• _Set exercise_: Wherever "What" appears in a line, list that line.

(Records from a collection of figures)

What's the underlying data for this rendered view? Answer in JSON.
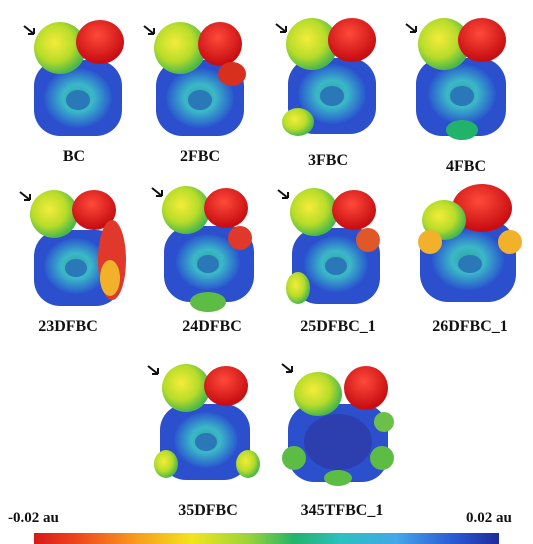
{
  "panels": [
    {
      "label": "BC"
    },
    {
      "label": "2FBC"
    },
    {
      "label": "3FBC"
    },
    {
      "label": "4FBC"
    },
    {
      "label": "23DFBC"
    },
    {
      "label": "24DFBC"
    },
    {
      "label": "25DFBC_1"
    },
    {
      "label": "26DFBC_1"
    },
    {
      "label": "35DFBC"
    },
    {
      "label": "345TFBC_1"
    }
  ],
  "scale": {
    "min_label": "-0.02 au",
    "max_label": "0.02 au",
    "colors": [
      "#d81818",
      "#f79c1e",
      "#f2e51c",
      "#22b36b",
      "#2cc0c0",
      "#43a7e8",
      "#1f2a9c"
    ]
  }
}
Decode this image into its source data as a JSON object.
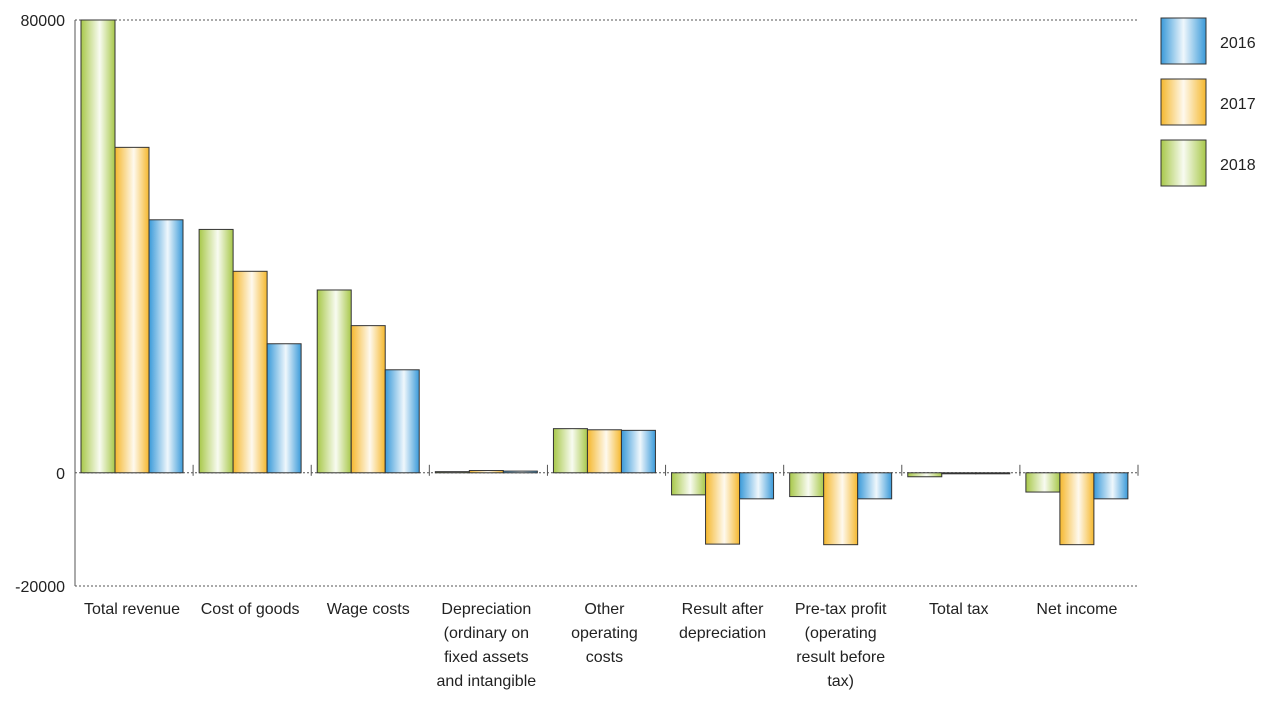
{
  "chart_data": {
    "type": "bar",
    "title": "",
    "xlabel": "",
    "ylabel": "",
    "ylim": [
      -20000,
      80000
    ],
    "yticks": [
      80000,
      0,
      -20000
    ],
    "grid": "dotted lines at top and bottom of axis",
    "legend": "top-right",
    "categories": [
      "Total revenue",
      "Cost of goods",
      "Wage costs",
      "Depreciation (ordinary on fixed assets and intangible",
      "Other operating costs",
      "Result after depreciation",
      "Pre-tax profit (operating result before tax)",
      "Total tax",
      "Net income"
    ],
    "category_label_lines": [
      [
        "Total revenue"
      ],
      [
        "Cost of goods"
      ],
      [
        "Wage costs"
      ],
      [
        "Depreciation",
        "(ordinary on",
        "fixed assets",
        "and intangible"
      ],
      [
        "Other",
        "operating",
        "costs"
      ],
      [
        "Result after",
        "depreciation"
      ],
      [
        "Pre-tax profit",
        "(operating",
        "result before",
        "tax)"
      ],
      [
        "Total tax"
      ],
      [
        "Net income"
      ]
    ],
    "series": [
      {
        "name": "2018",
        "color": "#a8c84a",
        "values": [
          80000,
          43000,
          32300,
          200,
          7800,
          -3900,
          -4200,
          -700,
          -3400
        ]
      },
      {
        "name": "2017",
        "color": "#f5b82e",
        "values": [
          57500,
          35600,
          26000,
          400,
          7600,
          -12600,
          -12700,
          -100,
          -12700
        ]
      },
      {
        "name": "2016",
        "color": "#3a9ad9",
        "values": [
          44700,
          22800,
          18200,
          300,
          7500,
          -4600,
          -4600,
          -100,
          -4600
        ]
      }
    ],
    "legend_order": [
      "2016",
      "2017",
      "2018"
    ]
  }
}
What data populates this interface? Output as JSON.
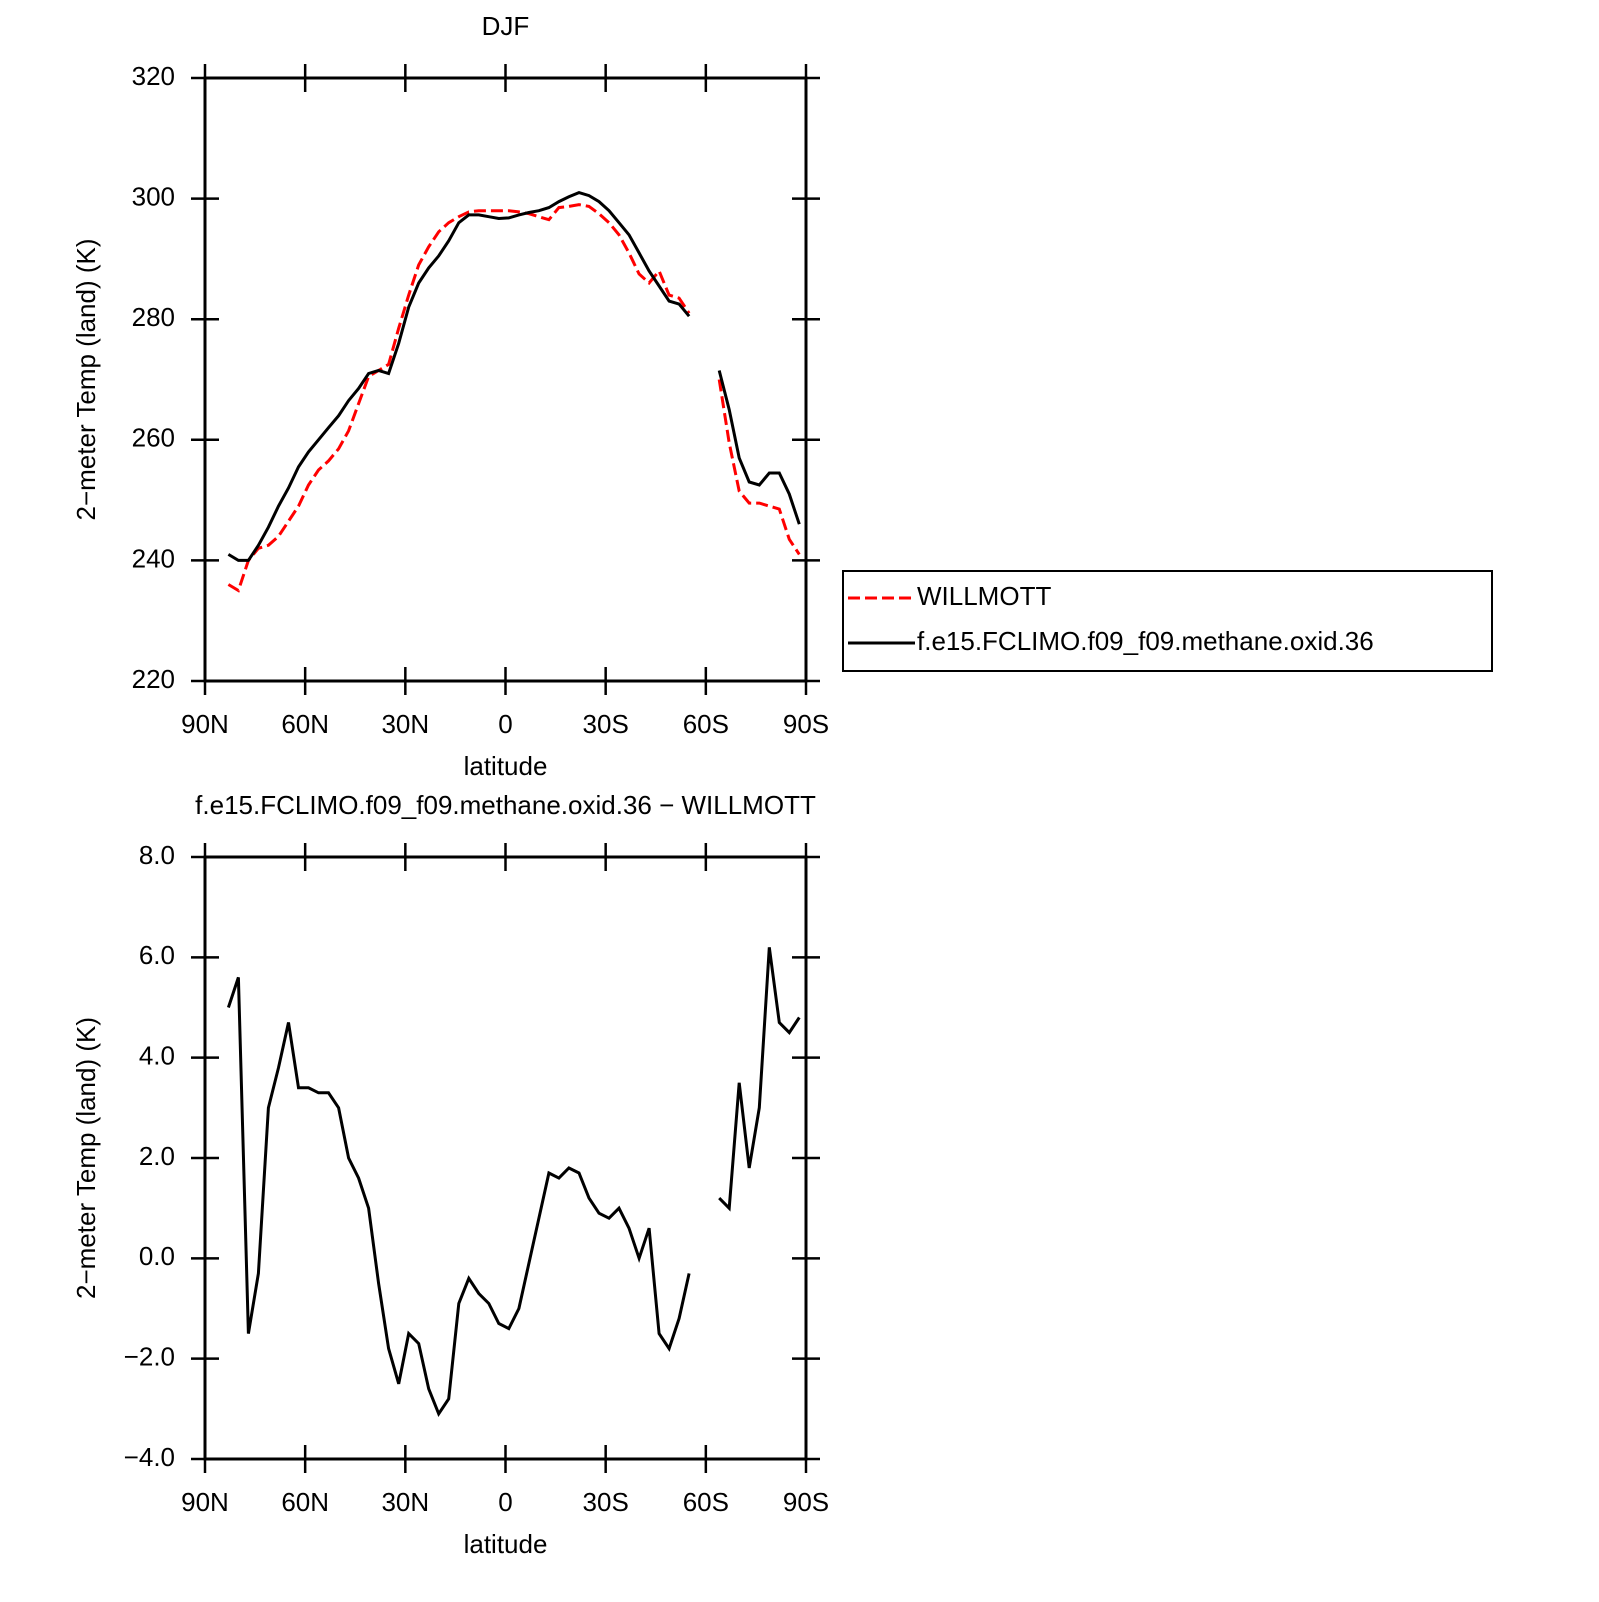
{
  "chart_data": [
    {
      "type": "line",
      "title": "DJF",
      "xlabel": "latitude",
      "ylabel": "2−meter Temp (land) (K)",
      "x": [
        83,
        80,
        77,
        74,
        71,
        68,
        65,
        62,
        59,
        56,
        53,
        50,
        47,
        44,
        41,
        38,
        35,
        32,
        29,
        26,
        23,
        20,
        17,
        14,
        11,
        8,
        5,
        2,
        -1,
        -4,
        -7,
        -10,
        -13,
        -16,
        -19,
        -22,
        -25,
        -28,
        -31,
        -34,
        -37,
        -40,
        -43,
        -46,
        -49,
        -52,
        -55,
        -58,
        -61,
        -64,
        -67,
        -70,
        -73,
        -76,
        -79,
        -82,
        -85,
        -88
      ],
      "series": [
        {
          "name": "WILLMOTT",
          "color": "#ff0000",
          "linestyle": "dashed",
          "values": [
            236,
            235,
            240,
            242,
            242.5,
            244,
            246.5,
            249,
            252.5,
            255,
            256.5,
            258.5,
            261.5,
            266,
            270.5,
            271.5,
            272.5,
            278.5,
            284,
            289,
            292,
            294.5,
            296,
            297,
            297.8,
            298,
            298,
            298,
            298,
            297.8,
            297.5,
            297,
            296.5,
            298.5,
            298.7,
            299,
            298.7,
            297.5,
            296,
            294,
            291,
            287.5,
            286,
            288,
            284,
            283.5,
            281,
            null,
            null,
            270,
            259.5,
            251.5,
            249.5,
            249.5,
            249,
            248.5,
            243.5,
            241
          ]
        },
        {
          "name": "f.e15.FCLIMO.f09_f09.methane.oxid.36",
          "color": "#000000",
          "linestyle": "solid",
          "values": [
            241,
            240,
            240,
            242.5,
            245.5,
            249,
            252,
            255.5,
            258,
            260,
            262,
            264,
            266.5,
            268.5,
            271,
            271.5,
            271,
            276,
            282,
            286,
            288.5,
            290.5,
            293,
            296,
            297.3,
            297.3,
            297,
            296.7,
            296.8,
            297.3,
            297.7,
            298,
            298.5,
            299.5,
            300.3,
            301,
            300.5,
            299.5,
            298,
            296,
            294,
            291,
            288,
            285.5,
            283,
            282.5,
            280.5,
            null,
            null,
            271.5,
            265,
            257,
            253,
            252.5,
            254.5,
            254.5,
            251,
            246
          ]
        }
      ],
      "xlim": [
        90,
        -90
      ],
      "xticks": [
        {
          "value": 90,
          "label": "90N"
        },
        {
          "value": 60,
          "label": "60N"
        },
        {
          "value": 30,
          "label": "30N"
        },
        0,
        {
          "value": -30,
          "label": "30S"
        },
        {
          "value": -60,
          "label": "60S"
        },
        {
          "value": -90,
          "label": "90S"
        }
      ],
      "ylim": [
        220,
        320
      ],
      "yticks": [
        220,
        240,
        260,
        280,
        300,
        320
      ],
      "legend": "right"
    },
    {
      "type": "line",
      "title": "f.e15.FCLIMO.f09_f09.methane.oxid.36 − WILLMOTT",
      "xlabel": "latitude",
      "ylabel": "2−meter Temp (land) (K)",
      "x": [
        83,
        80,
        77,
        74,
        71,
        68,
        65,
        62,
        59,
        56,
        53,
        50,
        47,
        44,
        41,
        38,
        35,
        32,
        29,
        26,
        23,
        20,
        17,
        14,
        11,
        8,
        5,
        2,
        -1,
        -4,
        -7,
        -10,
        -13,
        -16,
        -19,
        -22,
        -25,
        -28,
        -31,
        -34,
        -37,
        -40,
        -43,
        -46,
        -49,
        -52,
        -55,
        -58,
        -61,
        -64,
        -67,
        -70,
        -73,
        -76,
        -79,
        -82,
        -85,
        -88
      ],
      "series": [
        {
          "color": "#000000",
          "linestyle": "solid",
          "values": [
            5.0,
            5.6,
            -1.5,
            -0.3,
            3.0,
            3.8,
            4.7,
            3.4,
            3.4,
            3.3,
            3.3,
            3.0,
            2.0,
            1.6,
            1.0,
            -0.5,
            -1.8,
            -2.5,
            -1.5,
            -1.7,
            -2.6,
            -3.1,
            -2.8,
            -0.9,
            -0.4,
            -0.7,
            -0.9,
            -1.3,
            -1.4,
            -1.0,
            -0.1,
            0.8,
            1.7,
            1.6,
            1.8,
            1.7,
            1.2,
            0.9,
            0.8,
            1.0,
            0.6,
            0.0,
            0.6,
            -1.5,
            -1.8,
            -1.2,
            -0.3,
            null,
            null,
            1.2,
            1.0,
            3.5,
            1.8,
            3.0,
            6.2,
            4.7,
            4.5,
            4.8
          ]
        }
      ],
      "xlim": [
        90,
        -90
      ],
      "xticks": [
        {
          "value": 90,
          "label": "90N"
        },
        {
          "value": 60,
          "label": "60N"
        },
        {
          "value": 30,
          "label": "30N"
        },
        0,
        {
          "value": -30,
          "label": "30S"
        },
        {
          "value": -60,
          "label": "60S"
        },
        {
          "value": -90,
          "label": "90S"
        }
      ],
      "ylim": [
        -4,
        8
      ],
      "yticks": [
        {
          "value": -4,
          "label": "−4.0"
        },
        {
          "value": -2,
          "label": "−2.0"
        },
        {
          "value": 0,
          "label": "0.0"
        },
        {
          "value": 2,
          "label": "2.0"
        },
        {
          "value": 4,
          "label": "4.0"
        },
        {
          "value": 6,
          "label": "6.0"
        },
        {
          "value": 8,
          "label": "8.0"
        }
      ]
    }
  ]
}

• _Result of the exercise_:
What's the underlying data for this rendered view? Answer in JSON.
What data populates this interface? Output as JSON.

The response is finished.